Exercise objective:
Determine how many lines contain the string "says" and reply with that number alone.

Data entries:
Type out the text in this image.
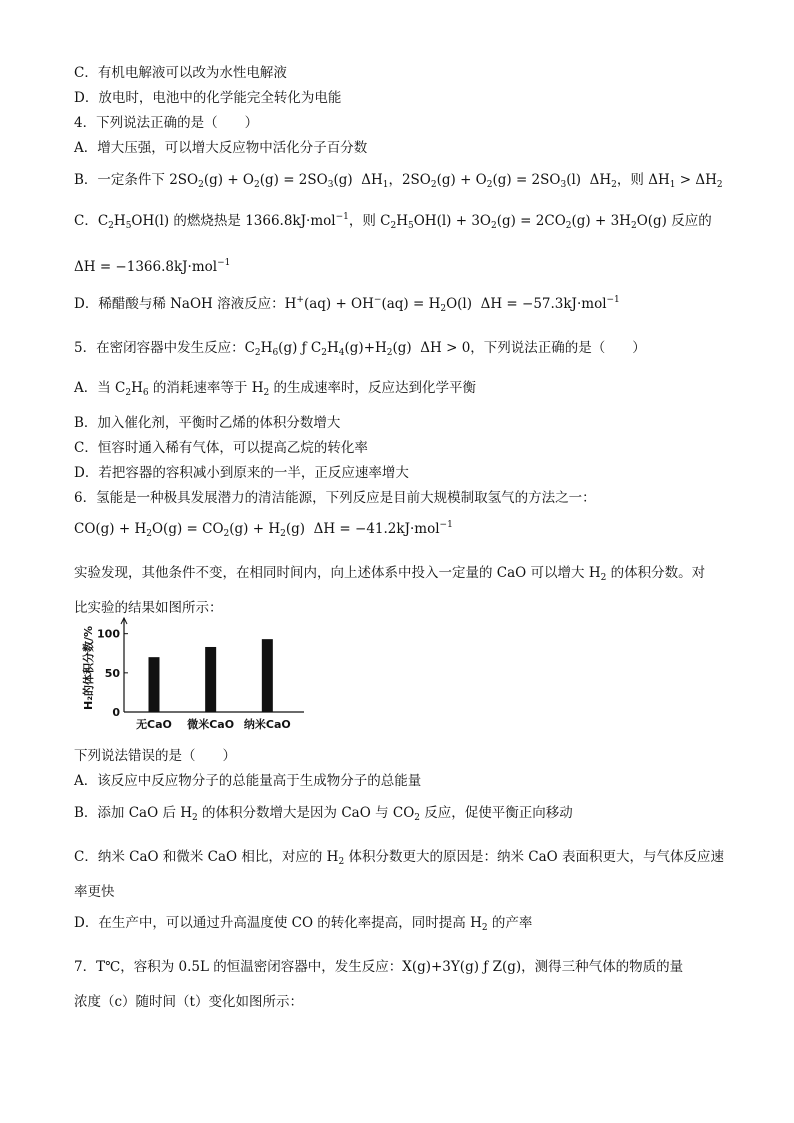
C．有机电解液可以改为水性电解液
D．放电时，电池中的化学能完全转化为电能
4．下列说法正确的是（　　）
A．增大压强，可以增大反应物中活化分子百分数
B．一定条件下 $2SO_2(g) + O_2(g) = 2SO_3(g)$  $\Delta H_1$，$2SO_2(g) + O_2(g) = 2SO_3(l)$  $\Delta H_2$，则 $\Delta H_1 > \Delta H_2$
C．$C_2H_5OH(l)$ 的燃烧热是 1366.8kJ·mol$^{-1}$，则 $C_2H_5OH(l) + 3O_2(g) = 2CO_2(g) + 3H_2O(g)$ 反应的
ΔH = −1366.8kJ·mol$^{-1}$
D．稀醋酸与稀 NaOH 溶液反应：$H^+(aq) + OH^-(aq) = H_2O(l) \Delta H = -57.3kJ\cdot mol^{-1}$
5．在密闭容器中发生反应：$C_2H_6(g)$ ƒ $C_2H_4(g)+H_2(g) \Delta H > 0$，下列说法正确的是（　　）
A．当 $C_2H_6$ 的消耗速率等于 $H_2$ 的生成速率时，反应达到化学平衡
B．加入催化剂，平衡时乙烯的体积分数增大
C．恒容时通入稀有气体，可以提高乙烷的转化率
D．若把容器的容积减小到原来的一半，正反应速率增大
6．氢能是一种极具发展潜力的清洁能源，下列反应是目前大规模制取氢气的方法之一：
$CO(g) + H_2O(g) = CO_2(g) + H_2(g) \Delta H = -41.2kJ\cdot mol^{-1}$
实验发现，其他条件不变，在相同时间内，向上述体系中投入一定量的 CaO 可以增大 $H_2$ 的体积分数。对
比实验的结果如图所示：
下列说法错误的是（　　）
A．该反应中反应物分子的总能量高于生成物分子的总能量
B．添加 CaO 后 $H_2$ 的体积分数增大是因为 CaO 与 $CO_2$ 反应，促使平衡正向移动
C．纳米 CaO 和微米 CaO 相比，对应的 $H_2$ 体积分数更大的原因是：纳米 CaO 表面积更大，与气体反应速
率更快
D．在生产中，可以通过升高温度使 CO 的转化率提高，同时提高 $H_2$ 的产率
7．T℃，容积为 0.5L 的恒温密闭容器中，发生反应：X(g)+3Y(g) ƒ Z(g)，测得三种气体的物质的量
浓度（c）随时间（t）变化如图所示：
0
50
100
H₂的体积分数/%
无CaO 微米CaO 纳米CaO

* * *

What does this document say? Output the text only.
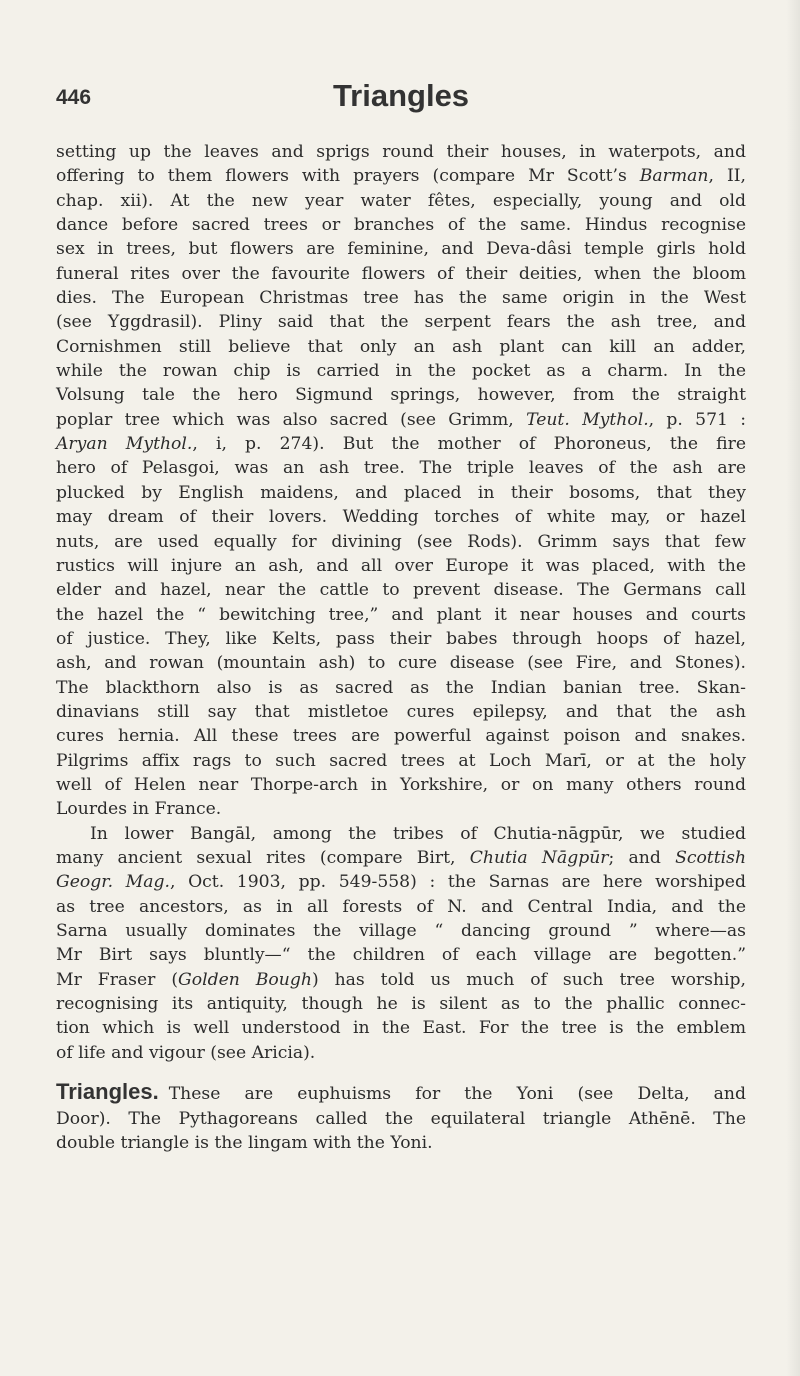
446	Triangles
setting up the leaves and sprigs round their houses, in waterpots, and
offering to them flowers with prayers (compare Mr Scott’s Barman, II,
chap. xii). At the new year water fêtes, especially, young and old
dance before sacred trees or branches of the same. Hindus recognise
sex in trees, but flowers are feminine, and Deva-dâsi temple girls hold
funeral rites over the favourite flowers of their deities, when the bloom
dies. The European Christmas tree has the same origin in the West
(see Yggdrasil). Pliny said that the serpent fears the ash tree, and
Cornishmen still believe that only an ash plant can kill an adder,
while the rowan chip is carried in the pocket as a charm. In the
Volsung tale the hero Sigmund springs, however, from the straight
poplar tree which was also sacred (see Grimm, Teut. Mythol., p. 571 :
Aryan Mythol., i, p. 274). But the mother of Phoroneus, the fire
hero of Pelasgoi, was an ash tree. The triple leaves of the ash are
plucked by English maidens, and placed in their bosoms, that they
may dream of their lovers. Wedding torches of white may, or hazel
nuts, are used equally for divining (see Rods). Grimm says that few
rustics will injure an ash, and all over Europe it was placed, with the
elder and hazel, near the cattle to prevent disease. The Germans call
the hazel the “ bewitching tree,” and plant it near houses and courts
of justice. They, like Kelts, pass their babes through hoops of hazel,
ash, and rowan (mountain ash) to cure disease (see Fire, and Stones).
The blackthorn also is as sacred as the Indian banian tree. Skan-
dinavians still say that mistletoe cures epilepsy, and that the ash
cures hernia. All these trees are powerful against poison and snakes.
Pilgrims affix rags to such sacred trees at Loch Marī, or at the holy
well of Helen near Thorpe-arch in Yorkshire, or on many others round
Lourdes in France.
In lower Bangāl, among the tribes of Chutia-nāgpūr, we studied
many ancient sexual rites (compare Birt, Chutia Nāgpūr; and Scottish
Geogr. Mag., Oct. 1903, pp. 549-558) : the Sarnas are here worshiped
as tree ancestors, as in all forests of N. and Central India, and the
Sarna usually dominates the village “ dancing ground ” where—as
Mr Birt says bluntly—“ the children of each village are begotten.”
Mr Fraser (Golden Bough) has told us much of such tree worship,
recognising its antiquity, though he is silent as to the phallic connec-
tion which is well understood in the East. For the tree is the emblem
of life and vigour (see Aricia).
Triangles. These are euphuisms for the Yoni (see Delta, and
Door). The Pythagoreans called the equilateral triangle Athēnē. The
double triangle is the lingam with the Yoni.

* * *

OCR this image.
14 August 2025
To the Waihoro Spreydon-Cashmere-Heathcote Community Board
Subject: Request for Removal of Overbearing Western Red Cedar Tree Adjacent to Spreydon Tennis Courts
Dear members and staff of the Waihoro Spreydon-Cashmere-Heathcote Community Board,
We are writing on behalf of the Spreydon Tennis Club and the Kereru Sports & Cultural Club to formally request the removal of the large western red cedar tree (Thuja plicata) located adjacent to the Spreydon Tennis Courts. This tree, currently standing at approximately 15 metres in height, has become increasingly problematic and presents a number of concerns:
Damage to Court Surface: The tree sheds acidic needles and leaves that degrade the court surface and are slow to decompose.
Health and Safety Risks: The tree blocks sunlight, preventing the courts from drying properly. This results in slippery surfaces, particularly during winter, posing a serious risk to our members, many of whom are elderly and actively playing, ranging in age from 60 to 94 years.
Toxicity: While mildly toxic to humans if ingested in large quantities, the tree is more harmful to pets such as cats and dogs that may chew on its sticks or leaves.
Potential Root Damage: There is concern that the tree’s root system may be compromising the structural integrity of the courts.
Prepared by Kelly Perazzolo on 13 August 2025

Final result:
2